__WHAT YOU WILL DO__
Skip every image and restate the data word for word.

[Begin]

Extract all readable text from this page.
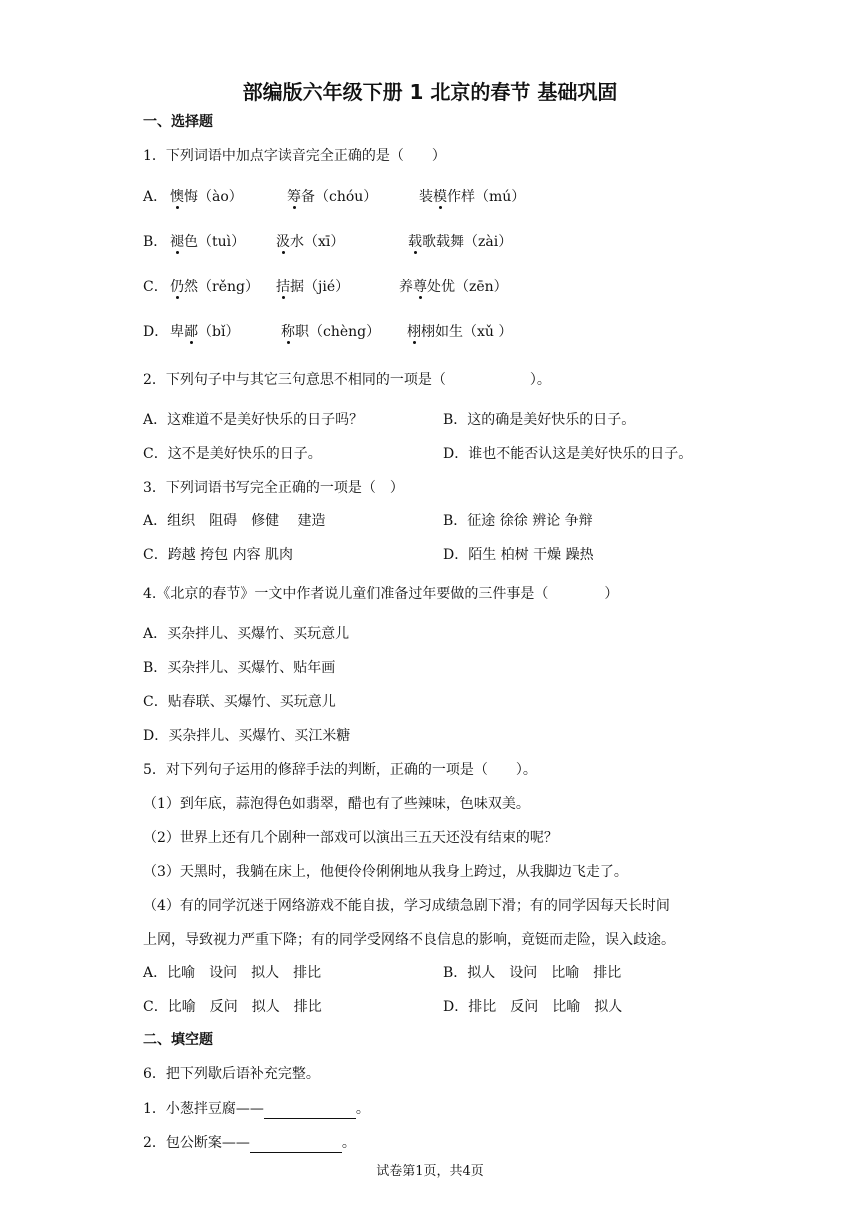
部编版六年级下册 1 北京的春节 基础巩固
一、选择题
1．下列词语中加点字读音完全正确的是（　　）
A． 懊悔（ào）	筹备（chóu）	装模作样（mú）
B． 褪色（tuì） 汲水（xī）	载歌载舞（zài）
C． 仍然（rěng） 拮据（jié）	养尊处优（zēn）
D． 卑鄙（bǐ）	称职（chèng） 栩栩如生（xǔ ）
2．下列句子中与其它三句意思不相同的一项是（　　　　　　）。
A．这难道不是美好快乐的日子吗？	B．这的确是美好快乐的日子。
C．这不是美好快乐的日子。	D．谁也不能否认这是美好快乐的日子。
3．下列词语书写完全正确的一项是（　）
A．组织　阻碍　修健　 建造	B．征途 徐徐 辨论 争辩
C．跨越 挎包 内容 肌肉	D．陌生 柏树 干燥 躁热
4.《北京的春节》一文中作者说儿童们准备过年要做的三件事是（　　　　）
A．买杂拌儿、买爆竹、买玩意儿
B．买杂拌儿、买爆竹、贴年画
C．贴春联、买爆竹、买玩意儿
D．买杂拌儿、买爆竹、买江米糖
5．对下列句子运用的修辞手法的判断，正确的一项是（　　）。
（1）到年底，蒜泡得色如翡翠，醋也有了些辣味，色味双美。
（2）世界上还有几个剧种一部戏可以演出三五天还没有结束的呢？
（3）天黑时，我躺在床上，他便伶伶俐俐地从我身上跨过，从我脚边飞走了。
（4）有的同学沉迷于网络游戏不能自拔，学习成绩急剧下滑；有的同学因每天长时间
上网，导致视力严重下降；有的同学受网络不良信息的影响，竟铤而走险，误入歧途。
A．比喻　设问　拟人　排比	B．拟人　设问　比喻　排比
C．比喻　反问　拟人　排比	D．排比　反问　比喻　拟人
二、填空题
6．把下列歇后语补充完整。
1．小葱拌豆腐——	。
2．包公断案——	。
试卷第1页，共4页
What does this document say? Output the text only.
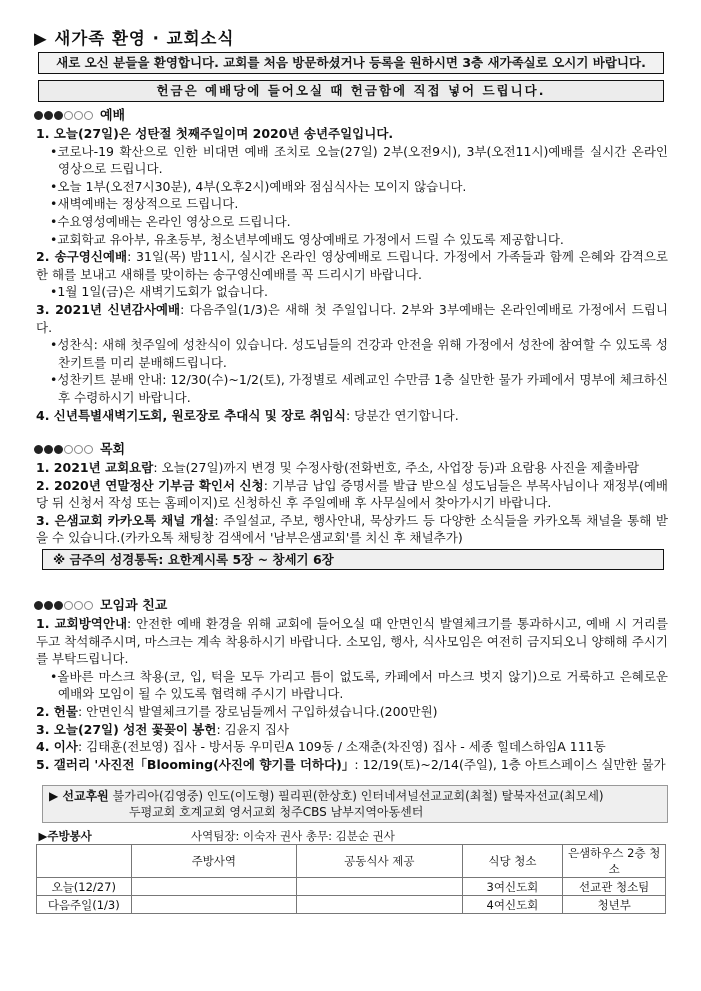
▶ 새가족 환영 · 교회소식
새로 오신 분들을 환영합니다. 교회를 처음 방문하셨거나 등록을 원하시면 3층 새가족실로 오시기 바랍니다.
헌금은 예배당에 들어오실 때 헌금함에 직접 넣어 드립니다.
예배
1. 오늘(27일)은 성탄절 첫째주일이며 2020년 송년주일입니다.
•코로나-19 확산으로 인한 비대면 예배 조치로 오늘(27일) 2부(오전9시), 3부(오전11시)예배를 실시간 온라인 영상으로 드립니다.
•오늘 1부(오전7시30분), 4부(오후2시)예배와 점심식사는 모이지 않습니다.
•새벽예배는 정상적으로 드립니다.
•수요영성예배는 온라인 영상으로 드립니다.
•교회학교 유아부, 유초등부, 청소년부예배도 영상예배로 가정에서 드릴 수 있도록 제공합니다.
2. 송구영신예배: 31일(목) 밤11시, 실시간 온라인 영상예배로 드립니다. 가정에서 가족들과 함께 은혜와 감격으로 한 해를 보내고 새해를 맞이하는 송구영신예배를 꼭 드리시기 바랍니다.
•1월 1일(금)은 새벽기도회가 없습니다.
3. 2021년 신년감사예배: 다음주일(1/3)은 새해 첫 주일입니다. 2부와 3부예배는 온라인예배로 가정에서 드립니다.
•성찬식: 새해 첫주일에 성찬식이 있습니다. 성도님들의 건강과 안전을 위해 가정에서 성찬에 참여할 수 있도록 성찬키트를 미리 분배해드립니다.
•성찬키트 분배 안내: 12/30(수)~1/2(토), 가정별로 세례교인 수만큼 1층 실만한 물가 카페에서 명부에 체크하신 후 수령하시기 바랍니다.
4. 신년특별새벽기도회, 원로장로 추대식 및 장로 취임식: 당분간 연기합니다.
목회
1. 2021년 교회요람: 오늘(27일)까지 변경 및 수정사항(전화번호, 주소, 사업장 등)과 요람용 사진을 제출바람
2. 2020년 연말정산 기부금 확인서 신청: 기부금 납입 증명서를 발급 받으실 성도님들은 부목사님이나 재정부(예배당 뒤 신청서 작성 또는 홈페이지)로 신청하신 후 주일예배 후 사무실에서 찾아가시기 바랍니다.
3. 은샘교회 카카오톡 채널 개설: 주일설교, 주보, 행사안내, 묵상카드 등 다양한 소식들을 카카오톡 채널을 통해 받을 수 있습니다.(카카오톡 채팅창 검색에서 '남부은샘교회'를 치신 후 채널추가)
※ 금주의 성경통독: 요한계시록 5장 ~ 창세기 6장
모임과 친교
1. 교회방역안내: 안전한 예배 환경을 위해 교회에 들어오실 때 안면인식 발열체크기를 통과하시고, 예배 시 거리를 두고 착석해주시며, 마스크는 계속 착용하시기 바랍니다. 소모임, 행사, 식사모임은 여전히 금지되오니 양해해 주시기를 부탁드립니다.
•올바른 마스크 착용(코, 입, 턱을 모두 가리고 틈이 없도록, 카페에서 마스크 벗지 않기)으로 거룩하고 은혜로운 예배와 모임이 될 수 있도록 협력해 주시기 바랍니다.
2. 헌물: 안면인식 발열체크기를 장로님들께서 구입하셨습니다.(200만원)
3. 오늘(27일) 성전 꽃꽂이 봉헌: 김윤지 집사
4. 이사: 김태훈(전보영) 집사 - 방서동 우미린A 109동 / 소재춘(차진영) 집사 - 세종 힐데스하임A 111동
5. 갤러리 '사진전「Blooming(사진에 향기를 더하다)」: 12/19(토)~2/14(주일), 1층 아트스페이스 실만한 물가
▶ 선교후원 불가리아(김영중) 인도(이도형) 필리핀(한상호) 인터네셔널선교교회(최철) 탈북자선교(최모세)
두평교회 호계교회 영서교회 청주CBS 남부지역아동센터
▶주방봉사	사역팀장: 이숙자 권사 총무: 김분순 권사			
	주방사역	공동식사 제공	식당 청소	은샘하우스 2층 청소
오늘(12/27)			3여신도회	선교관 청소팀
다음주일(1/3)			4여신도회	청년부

[End]

__EXERCISE ANSWER__
Extract all readable text from this page.
部编版六年级下册 1 北京的春节 基础巩固
一、选择题
1．下列词语中加点字读音完全正确的是（　　）
A． 懊悔（ào）	筹备（chóu）	装模作样（mú）
B． 褪色（tuì） 汲水（xī）	载歌载舞（zài）
C． 仍然（rěng） 拮据（jié）	养尊处优（zēn）
D． 卑鄙（bǐ）	称职（chèng） 栩栩如生（xǔ ）
2．下列句子中与其它三句意思不相同的一项是（　　　　　　）。
A．这难道不是美好快乐的日子吗？	B．这的确是美好快乐的日子。
C．这不是美好快乐的日子。	D．谁也不能否认这是美好快乐的日子。
3．下列词语书写完全正确的一项是（　）
A．组织　阻碍　修健　 建造	B．征途 徐徐 辨论 争辩
C．跨越 挎包 内容 肌肉	D．陌生 柏树 干燥 躁热
4.《北京的春节》一文中作者说儿童们准备过年要做的三件事是（　　　　）
A．买杂拌儿、买爆竹、买玩意儿
B．买杂拌儿、买爆竹、贴年画
C．贴春联、买爆竹、买玩意儿
D．买杂拌儿、买爆竹、买江米糖
5．对下列句子运用的修辞手法的判断，正确的一项是（　　）。
（1）到年底，蒜泡得色如翡翠，醋也有了些辣味，色味双美。
（2）世界上还有几个剧种一部戏可以演出三五天还没有结束的呢？
（3）天黑时，我躺在床上，他便伶伶俐俐地从我身上跨过，从我脚边飞走了。
（4）有的同学沉迷于网络游戏不能自拔，学习成绩急剧下滑；有的同学因每天长时间
上网，导致视力严重下降；有的同学受网络不良信息的影响，竟铤而走险，误入歧途。
A．比喻　设问　拟人　排比	B．拟人　设问　比喻　排比
C．比喻　反问　拟人　排比	D．排比　反问　比喻　拟人
二、填空题
6．把下列歇后语补充完整。
1．小葱拌豆腐——	。
2．包公断案——	。
试卷第1页，共4页
What does this document say? Output the text only.
▶ 새가족 환영 · 교회소식
새로 오신 분들을 환영합니다. 교회를 처음 방문하셨거나 등록을 원하시면 3층 새가족실로 오시기 바랍니다.
헌금은 예배당에 들어오실 때 헌금함에 직접 넣어 드립니다.
예배
1. 오늘(27일)은 성탄절 첫째주일이며 2020년 송년주일입니다.
•코로나-19 확산으로 인한 비대면 예배 조치로 오늘(27일) 2부(오전9시), 3부(오전11시)예배를 실시간 온라인 영상으로 드립니다.
•오늘 1부(오전7시30분), 4부(오후2시)예배와 점심식사는 모이지 않습니다.
•새벽예배는 정상적으로 드립니다.
•수요영성예배는 온라인 영상으로 드립니다.
•교회학교 유아부, 유초등부, 청소년부예배도 영상예배로 가정에서 드릴 수 있도록 제공합니다.
2. 송구영신예배: 31일(목) 밤11시, 실시간 온라인 영상예배로 드립니다. 가정에서 가족들과 함께 은혜와 감격으로 한 해를 보내고 새해를 맞이하는 송구영신예배를 꼭 드리시기 바랍니다.
•1월 1일(금)은 새벽기도회가 없습니다.
3. 2021년 신년감사예배: 다음주일(1/3)은 새해 첫 주일입니다. 2부와 3부예배는 온라인예배로 가정에서 드립니다.
•성찬식: 새해 첫주일에 성찬식이 있습니다. 성도님들의 건강과 안전을 위해 가정에서 성찬에 참여할 수 있도록 성찬키트를 미리 분배해드립니다.
•성찬키트 분배 안내: 12/30(수)~1/2(토), 가정별로 세례교인 수만큼 1층 실만한 물가 카페에서 명부에 체크하신 후 수령하시기 바랍니다.
4. 신년특별새벽기도회, 원로장로 추대식 및 장로 취임식: 당분간 연기합니다.
목회
1. 2021년 교회요람: 오늘(27일)까지 변경 및 수정사항(전화번호, 주소, 사업장 등)과 요람용 사진을 제출바람
2. 2020년 연말정산 기부금 확인서 신청: 기부금 납입 증명서를 발급 받으실 성도님들은 부목사님이나 재정부(예배당 뒤 신청서 작성 또는 홈페이지)로 신청하신 후 주일예배 후 사무실에서 찾아가시기 바랍니다.
3. 은샘교회 카카오톡 채널 개설: 주일설교, 주보, 행사안내, 묵상카드 등 다양한 소식들을 카카오톡 채널을 통해 받을 수 있습니다.(카카오톡 채팅창 검색에서 '남부은샘교회'를 치신 후 채널추가)
※ 금주의 성경통독: 요한계시록 5장 ~ 창세기 6장
모임과 친교
1. 교회방역안내: 안전한 예배 환경을 위해 교회에 들어오실 때 안면인식 발열체크기를 통과하시고, 예배 시 거리를 두고 착석해주시며, 마스크는 계속 착용하시기 바랍니다. 소모임, 행사, 식사모임은 여전히 금지되오니 양해해 주시기를 부탁드립니다.
•올바른 마스크 착용(코, 입, 턱을 모두 가리고 틈이 없도록, 카페에서 마스크 벗지 않기)으로 거룩하고 은혜로운 예배와 모임이 될 수 있도록 협력해 주시기 바랍니다.
2. 헌물: 안면인식 발열체크기를 장로님들께서 구입하셨습니다.(200만원)
3. 오늘(27일) 성전 꽃꽂이 봉헌: 김윤지 집사
4. 이사: 김태훈(전보영) 집사 - 방서동 우미린A 109동 / 소재춘(차진영) 집사 - 세종 힐데스하임A 111동
5. 갤러리 '사진전「Blooming(사진에 향기를 더하다)」: 12/19(토)~2/14(주일), 1층 아트스페이스 실만한 물가
▶ 선교후원 불가리아(김영중) 인도(이도형) 필리핀(한상호) 인터네셔널선교교회(최철) 탈북자선교(최모세)
두평교회 호계교회 영서교회 청주CBS 남부지역아동센터
▶주방봉사	사역팀장: 이숙자 권사 총무: 김분순 권사			
	주방사역	공동식사 제공	식당 청소	은샘하우스 2층 청소
오늘(12/27)			3여신도회	선교관 청소팀
다음주일(1/3)			4여신도회	청년부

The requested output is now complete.